Retype each line of the items below without any changes, and leave out the pictures.

--- DATASET ENTRIES ---
###

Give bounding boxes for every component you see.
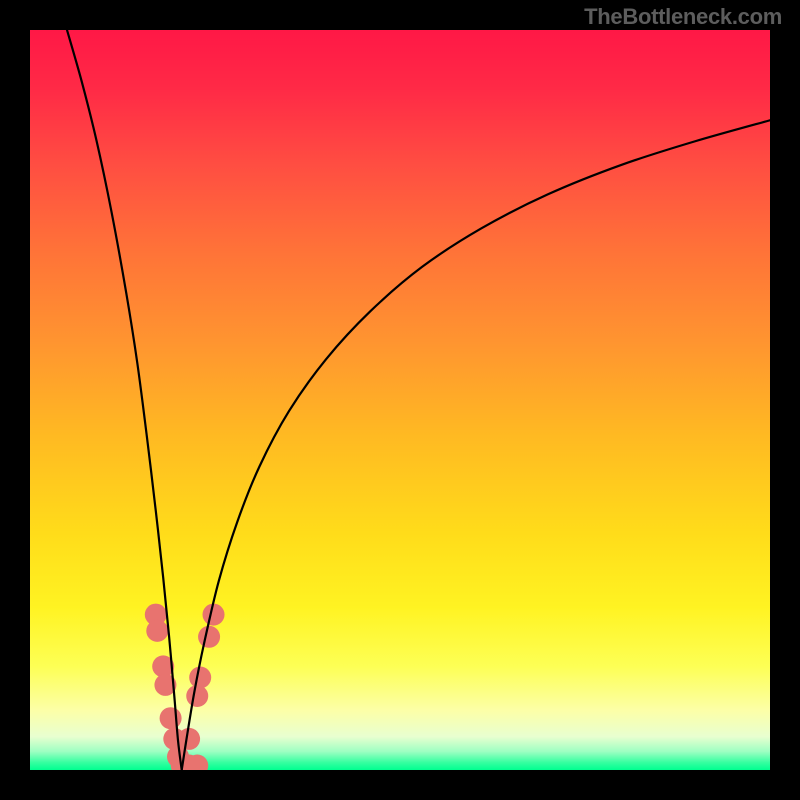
curve-marker xyxy=(186,685,208,707)
curve-marker xyxy=(203,604,225,626)
plot-area xyxy=(30,30,770,770)
watermark-text: TheBottleneck.com xyxy=(584,4,782,30)
curve-layer xyxy=(30,30,770,770)
curve-marker xyxy=(160,707,182,729)
curve-marker xyxy=(198,626,220,648)
chart-container: TheBottleneck.com xyxy=(0,0,800,800)
curve-marker xyxy=(189,667,211,689)
curve-marker xyxy=(178,728,200,750)
curve-right-branch xyxy=(182,120,770,770)
curve-marker xyxy=(146,620,168,642)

###

--- SOLUTION FOR THIS EXERCISE ---
Give bounding boxes for every component you see.
curve-marker xyxy=(186,685,208,707)
curve-marker xyxy=(203,604,225,626)
plot-area xyxy=(30,30,770,770)
watermark-text: TheBottleneck.com xyxy=(584,4,782,30)
curve-layer xyxy=(30,30,770,770)
curve-marker xyxy=(160,707,182,729)
curve-marker xyxy=(198,626,220,648)
chart-container: TheBottleneck.com xyxy=(0,0,800,800)
curve-marker xyxy=(189,667,211,689)
curve-marker xyxy=(178,728,200,750)
curve-right-branch xyxy=(182,120,770,770)
curve-marker xyxy=(146,620,168,642)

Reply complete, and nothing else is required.